__PROBLEM TO SOLVE__:
Make an exact copy of all the entries, but do not reproduce the pictures.

__RECORDED DATA__:
◇ ◇ ◇ ◇ ◇ ◇ ◇

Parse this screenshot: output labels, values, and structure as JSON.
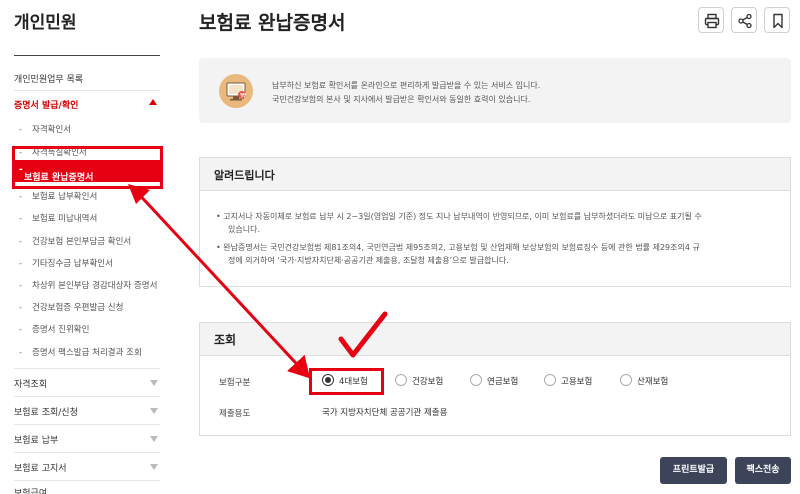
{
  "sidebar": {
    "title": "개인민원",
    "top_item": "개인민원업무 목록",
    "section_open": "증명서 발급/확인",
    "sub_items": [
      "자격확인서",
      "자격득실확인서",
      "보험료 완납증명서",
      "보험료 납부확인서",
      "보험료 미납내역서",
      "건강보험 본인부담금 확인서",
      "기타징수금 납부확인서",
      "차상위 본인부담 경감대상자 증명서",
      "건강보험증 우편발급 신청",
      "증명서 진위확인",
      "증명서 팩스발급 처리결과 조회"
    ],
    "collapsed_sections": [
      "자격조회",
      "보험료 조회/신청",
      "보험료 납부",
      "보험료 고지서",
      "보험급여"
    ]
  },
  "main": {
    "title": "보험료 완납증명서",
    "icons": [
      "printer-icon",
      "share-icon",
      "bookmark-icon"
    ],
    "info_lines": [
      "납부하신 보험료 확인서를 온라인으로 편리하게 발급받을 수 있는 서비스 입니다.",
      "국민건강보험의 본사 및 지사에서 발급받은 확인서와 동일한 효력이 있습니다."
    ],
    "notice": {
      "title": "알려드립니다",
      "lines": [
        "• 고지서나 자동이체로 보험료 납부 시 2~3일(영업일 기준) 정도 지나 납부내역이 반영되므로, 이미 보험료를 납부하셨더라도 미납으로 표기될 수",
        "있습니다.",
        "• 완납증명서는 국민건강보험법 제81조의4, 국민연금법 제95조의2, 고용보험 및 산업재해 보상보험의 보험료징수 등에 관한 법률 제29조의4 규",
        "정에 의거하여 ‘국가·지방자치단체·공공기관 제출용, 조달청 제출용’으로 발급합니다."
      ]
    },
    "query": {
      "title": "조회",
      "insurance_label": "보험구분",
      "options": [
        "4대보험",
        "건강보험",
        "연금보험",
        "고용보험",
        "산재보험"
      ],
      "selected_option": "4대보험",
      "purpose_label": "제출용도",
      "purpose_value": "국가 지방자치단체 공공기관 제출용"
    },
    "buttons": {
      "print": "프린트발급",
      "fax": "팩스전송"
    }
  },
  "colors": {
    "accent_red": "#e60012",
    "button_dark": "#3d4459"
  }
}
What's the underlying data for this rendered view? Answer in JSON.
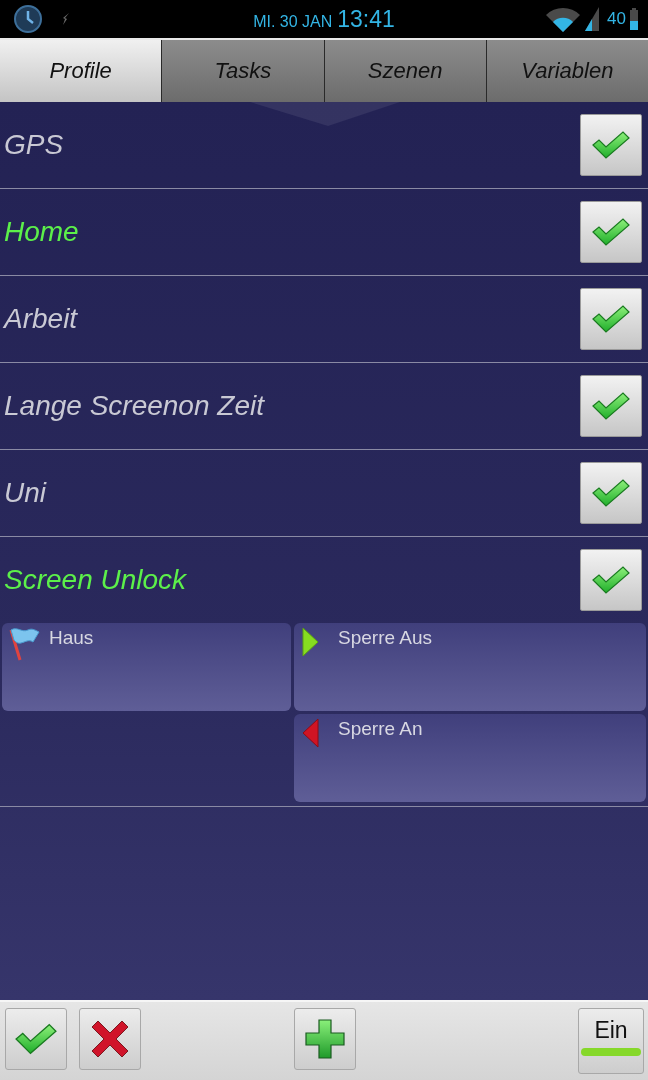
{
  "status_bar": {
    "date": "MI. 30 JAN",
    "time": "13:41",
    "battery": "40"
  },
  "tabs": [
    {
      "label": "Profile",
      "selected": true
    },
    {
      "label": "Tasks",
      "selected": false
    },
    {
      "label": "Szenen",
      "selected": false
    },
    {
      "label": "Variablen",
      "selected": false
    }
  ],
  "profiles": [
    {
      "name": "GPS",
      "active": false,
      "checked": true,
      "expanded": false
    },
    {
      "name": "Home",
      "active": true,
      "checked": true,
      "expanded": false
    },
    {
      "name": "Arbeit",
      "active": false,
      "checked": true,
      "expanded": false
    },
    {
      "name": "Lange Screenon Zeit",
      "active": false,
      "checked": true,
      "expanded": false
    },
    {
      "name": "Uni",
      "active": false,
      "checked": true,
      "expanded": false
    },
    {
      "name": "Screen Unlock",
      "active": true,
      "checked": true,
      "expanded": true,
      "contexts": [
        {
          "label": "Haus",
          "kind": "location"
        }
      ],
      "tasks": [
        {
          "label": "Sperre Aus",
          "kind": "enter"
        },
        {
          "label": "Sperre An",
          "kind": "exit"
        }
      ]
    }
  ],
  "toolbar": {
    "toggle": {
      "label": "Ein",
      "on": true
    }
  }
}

◇ ◇ ◇ ◇ ◇ ◇ ◇

__TASK SOLUTION__:
Parse this screenshot: output labels, values, and structure as JSON.
{
  "sidebar": {
    "title": "개인민원",
    "top_item": "개인민원업무 목록",
    "section_open": "증명서 발급/확인",
    "sub_items": [
      "자격확인서",
      "자격득실확인서",
      "보험료 완납증명서",
      "보험료 납부확인서",
      "보험료 미납내역서",
      "건강보험 본인부담금 확인서",
      "기타징수금 납부확인서",
      "차상위 본인부담 경감대상자 증명서",
      "건강보험증 우편발급 신청",
      "증명서 진위확인",
      "증명서 팩스발급 처리결과 조회"
    ],
    "collapsed_sections": [
      "자격조회",
      "보험료 조회/신청",
      "보험료 납부",
      "보험료 고지서",
      "보험급여"
    ]
  },
  "main": {
    "title": "보험료 완납증명서",
    "icons": [
      "printer-icon",
      "share-icon",
      "bookmark-icon"
    ],
    "info_lines": [
      "납부하신 보험료 확인서를 온라인으로 편리하게 발급받을 수 있는 서비스 입니다.",
      "국민건강보험의 본사 및 지사에서 발급받은 확인서와 동일한 효력이 있습니다."
    ],
    "notice": {
      "title": "알려드립니다",
      "lines": [
        "• 고지서나 자동이체로 보험료 납부 시 2~3일(영업일 기준) 정도 지나 납부내역이 반영되므로, 이미 보험료를 납부하셨더라도 미납으로 표기될 수",
        "있습니다.",
        "• 완납증명서는 국민건강보험법 제81조의4, 국민연금법 제95조의2, 고용보험 및 산업재해 보상보험의 보험료징수 등에 관한 법률 제29조의4 규",
        "정에 의거하여 ‘국가·지방자치단체·공공기관 제출용, 조달청 제출용’으로 발급합니다."
      ]
    },
    "query": {
      "title": "조회",
      "insurance_label": "보험구분",
      "options": [
        "4대보험",
        "건강보험",
        "연금보험",
        "고용보험",
        "산재보험"
      ],
      "selected_option": "4대보험",
      "purpose_label": "제출용도",
      "purpose_value": "국가 지방자치단체 공공기관 제출용"
    },
    "buttons": {
      "print": "프린트발급",
      "fax": "팩스전송"
    }
  },
  "colors": {
    "accent_red": "#e60012",
    "button_dark": "#3d4459"
  }
}
What's the underlying data for this rendered view? Answer in JSON.
{
  "status_bar": {
    "date": "MI. 30 JAN",
    "time": "13:41",
    "battery": "40"
  },
  "tabs": [
    {
      "label": "Profile",
      "selected": true
    },
    {
      "label": "Tasks",
      "selected": false
    },
    {
      "label": "Szenen",
      "selected": false
    },
    {
      "label": "Variablen",
      "selected": false
    }
  ],
  "profiles": [
    {
      "name": "GPS",
      "active": false,
      "checked": true,
      "expanded": false
    },
    {
      "name": "Home",
      "active": true,
      "checked": true,
      "expanded": false
    },
    {
      "name": "Arbeit",
      "active": false,
      "checked": true,
      "expanded": false
    },
    {
      "name": "Lange Screenon Zeit",
      "active": false,
      "checked": true,
      "expanded": false
    },
    {
      "name": "Uni",
      "active": false,
      "checked": true,
      "expanded": false
    },
    {
      "name": "Screen Unlock",
      "active": true,
      "checked": true,
      "expanded": true,
      "contexts": [
        {
          "label": "Haus",
          "kind": "location"
        }
      ],
      "tasks": [
        {
          "label": "Sperre Aus",
          "kind": "enter"
        },
        {
          "label": "Sperre An",
          "kind": "exit"
        }
      ]
    }
  ],
  "toolbar": {
    "toggle": {
      "label": "Ein",
      "on": true
    }
  }
}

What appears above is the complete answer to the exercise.